- [Aim]:
Quote each line of the material verbatim, without the pictures.

[Collected data]
══════════════════════════════

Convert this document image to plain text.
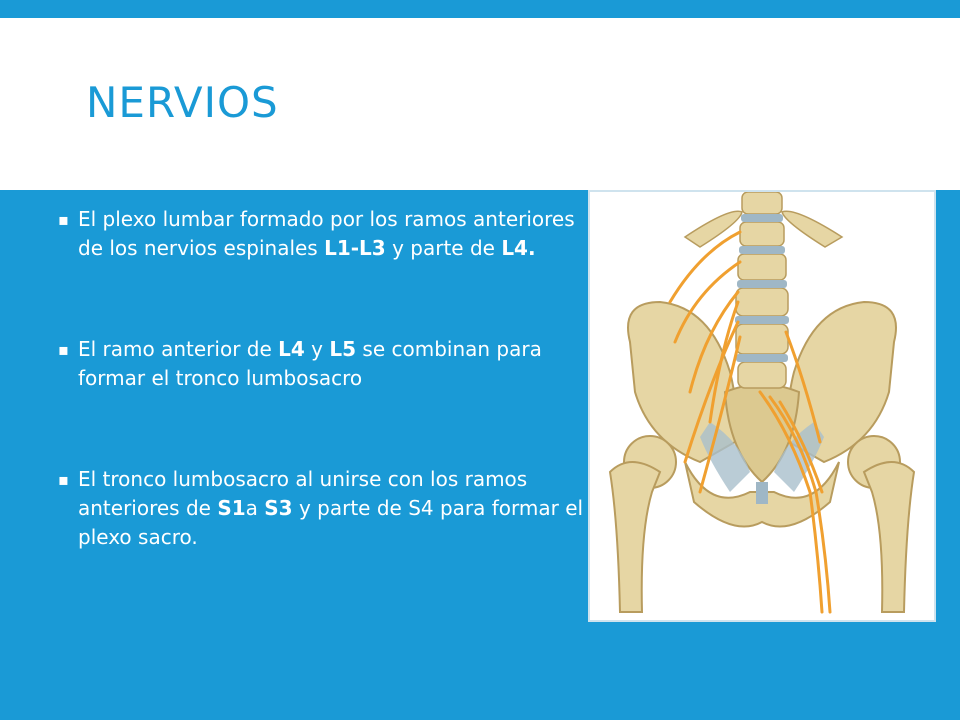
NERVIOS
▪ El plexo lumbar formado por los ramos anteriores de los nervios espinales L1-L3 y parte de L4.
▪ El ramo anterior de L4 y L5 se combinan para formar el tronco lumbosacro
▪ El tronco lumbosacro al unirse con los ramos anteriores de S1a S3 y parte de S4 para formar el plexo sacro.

══════════════════════════════

- [Answer in full]:
Convert this document image to plain text.
NERVIOS
▪ El plexo lumbar formado por los ramos anteriores de los nervios espinales L1-L3 y parte de L4.
▪ El ramo anterior de L4 y L5 se combinan para formar el tronco lumbosacro
▪ El tronco lumbosacro al unirse con los ramos anteriores de S1a S3 y parte de S4 para formar el plexo sacro.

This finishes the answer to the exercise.